**What is asked:** Starting at the line that contains "Decode this image", copy each line through the end of the listing below. Include both ends and output nothing more.
[start]
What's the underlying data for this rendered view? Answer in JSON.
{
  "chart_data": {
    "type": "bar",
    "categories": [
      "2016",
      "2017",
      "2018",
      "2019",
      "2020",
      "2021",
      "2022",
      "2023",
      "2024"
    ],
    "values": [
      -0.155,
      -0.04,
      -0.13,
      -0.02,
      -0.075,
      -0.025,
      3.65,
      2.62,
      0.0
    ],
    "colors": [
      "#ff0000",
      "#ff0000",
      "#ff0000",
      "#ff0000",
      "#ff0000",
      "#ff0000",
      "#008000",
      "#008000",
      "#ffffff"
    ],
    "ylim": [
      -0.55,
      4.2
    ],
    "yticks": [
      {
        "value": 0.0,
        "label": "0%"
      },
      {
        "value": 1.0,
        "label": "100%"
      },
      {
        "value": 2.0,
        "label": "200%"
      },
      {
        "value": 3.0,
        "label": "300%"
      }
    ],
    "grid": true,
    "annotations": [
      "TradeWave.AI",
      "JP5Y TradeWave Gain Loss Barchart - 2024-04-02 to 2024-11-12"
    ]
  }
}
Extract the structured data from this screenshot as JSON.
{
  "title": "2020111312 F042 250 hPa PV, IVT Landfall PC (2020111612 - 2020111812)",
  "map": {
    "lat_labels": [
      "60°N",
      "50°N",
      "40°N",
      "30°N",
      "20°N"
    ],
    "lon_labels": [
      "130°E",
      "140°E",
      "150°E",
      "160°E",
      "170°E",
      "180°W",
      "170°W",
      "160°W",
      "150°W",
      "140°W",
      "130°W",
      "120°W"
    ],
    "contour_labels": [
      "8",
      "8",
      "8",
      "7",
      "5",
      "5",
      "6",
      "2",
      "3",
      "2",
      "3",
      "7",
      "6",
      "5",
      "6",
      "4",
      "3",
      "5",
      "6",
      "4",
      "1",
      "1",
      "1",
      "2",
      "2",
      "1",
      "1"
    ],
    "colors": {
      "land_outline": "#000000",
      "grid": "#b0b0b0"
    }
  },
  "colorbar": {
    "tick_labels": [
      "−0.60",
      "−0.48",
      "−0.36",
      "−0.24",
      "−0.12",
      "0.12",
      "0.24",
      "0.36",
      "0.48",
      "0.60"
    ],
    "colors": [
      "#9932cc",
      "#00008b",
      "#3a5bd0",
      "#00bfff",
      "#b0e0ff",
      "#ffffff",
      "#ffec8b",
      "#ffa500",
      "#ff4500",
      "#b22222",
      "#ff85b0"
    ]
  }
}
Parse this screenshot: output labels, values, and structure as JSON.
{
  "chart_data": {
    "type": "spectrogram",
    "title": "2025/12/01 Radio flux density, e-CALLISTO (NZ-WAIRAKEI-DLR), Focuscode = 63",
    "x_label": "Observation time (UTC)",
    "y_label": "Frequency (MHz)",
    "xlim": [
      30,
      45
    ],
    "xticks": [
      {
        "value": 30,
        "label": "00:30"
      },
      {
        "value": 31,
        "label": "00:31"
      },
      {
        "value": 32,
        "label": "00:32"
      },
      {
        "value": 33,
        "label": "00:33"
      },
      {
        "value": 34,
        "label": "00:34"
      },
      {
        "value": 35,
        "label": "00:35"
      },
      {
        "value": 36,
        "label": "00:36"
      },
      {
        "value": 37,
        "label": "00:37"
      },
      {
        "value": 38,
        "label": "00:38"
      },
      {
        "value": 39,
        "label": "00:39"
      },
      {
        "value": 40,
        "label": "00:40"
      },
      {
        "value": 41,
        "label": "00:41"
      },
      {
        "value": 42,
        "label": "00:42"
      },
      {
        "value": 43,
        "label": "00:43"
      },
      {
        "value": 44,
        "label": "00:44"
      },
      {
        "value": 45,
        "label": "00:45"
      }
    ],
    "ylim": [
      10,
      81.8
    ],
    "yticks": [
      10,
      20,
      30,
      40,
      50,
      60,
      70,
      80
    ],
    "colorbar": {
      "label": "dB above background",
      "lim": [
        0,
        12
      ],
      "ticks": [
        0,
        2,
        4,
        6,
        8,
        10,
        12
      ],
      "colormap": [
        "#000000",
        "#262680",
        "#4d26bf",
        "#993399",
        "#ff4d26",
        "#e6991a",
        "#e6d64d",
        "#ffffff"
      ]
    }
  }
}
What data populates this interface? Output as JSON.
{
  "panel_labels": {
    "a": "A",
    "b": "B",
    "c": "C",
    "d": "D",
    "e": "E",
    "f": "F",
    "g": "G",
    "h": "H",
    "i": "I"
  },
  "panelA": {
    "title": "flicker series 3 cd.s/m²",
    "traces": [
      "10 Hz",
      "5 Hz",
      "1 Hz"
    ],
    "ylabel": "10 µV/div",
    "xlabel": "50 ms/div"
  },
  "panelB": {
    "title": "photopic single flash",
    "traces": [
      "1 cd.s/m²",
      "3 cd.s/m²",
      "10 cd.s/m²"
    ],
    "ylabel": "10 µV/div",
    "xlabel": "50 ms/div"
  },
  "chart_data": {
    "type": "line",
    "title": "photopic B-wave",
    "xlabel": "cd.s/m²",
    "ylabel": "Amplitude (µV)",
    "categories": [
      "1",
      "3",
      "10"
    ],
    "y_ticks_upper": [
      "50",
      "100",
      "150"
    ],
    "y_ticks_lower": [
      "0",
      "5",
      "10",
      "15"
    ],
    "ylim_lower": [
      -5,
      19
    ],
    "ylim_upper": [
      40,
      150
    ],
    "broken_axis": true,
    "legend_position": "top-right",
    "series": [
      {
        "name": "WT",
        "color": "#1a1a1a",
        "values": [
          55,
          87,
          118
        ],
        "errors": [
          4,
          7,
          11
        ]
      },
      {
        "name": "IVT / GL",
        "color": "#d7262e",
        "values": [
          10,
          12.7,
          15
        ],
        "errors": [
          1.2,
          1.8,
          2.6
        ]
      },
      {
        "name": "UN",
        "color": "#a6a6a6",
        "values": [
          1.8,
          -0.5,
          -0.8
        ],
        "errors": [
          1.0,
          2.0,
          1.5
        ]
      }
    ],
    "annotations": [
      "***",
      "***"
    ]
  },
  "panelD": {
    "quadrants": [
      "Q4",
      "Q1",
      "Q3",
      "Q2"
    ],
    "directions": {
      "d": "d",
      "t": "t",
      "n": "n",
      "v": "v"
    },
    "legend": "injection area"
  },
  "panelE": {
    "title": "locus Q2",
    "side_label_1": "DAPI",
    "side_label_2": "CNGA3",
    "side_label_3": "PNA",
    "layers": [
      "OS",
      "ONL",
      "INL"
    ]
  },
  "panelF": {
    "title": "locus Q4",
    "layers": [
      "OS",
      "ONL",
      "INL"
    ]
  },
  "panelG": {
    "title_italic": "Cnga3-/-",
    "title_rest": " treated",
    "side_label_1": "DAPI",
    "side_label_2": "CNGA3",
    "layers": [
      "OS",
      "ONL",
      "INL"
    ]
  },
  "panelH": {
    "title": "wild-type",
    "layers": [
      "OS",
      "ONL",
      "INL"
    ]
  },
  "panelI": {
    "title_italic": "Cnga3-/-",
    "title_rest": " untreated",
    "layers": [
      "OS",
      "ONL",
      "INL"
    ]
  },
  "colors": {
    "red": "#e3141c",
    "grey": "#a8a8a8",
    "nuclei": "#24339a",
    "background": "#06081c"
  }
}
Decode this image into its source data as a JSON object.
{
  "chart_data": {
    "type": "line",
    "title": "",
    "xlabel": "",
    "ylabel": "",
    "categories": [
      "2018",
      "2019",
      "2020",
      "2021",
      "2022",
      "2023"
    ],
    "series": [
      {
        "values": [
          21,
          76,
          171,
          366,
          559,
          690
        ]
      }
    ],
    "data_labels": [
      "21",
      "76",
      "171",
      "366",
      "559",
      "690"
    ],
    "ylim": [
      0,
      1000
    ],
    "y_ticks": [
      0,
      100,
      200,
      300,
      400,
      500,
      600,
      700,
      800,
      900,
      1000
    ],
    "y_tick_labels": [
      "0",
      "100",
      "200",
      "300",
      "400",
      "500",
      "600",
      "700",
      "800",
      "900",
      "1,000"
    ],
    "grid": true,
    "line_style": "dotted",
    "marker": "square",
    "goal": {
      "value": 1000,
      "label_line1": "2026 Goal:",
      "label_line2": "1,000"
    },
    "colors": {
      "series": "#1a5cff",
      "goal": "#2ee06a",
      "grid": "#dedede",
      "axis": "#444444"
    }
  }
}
[end]
**Output for this exercise:**
Decode this image into its source data as a JSON object.
{
  "chart_data": {
    "type": "line",
    "title": "",
    "xlabel": "",
    "ylabel": "",
    "categories": [
      "2018",
      "2019",
      "2020",
      "2021",
      "2022",
      "2023"
    ],
    "series": [
      {
        "values": [
          21,
          76,
          171,
          366,
          559,
          690
        ]
      }
    ],
    "data_labels": [
      "21",
      "76",
      "171",
      "366",
      "559",
      "690"
    ],
    "ylim": [
      0,
      1000
    ],
    "y_ticks": [
      0,
      100,
      200,
      300,
      400,
      500,
      600,
      700,
      800,
      900,
      1000
    ],
    "y_tick_labels": [
      "0",
      "100",
      "200",
      "300",
      "400",
      "500",
      "600",
      "700",
      "800",
      "900",
      "1,000"
    ],
    "grid": true,
    "line_style": "dotted",
    "marker": "square",
    "goal": {
      "value": 1000,
      "label_line1": "2026 Goal:",
      "label_line2": "1,000"
    },
    "colors": {
      "series": "#1a5cff",
      "goal": "#2ee06a",
      "grid": "#dedede",
      "axis": "#444444"
    }
  }
}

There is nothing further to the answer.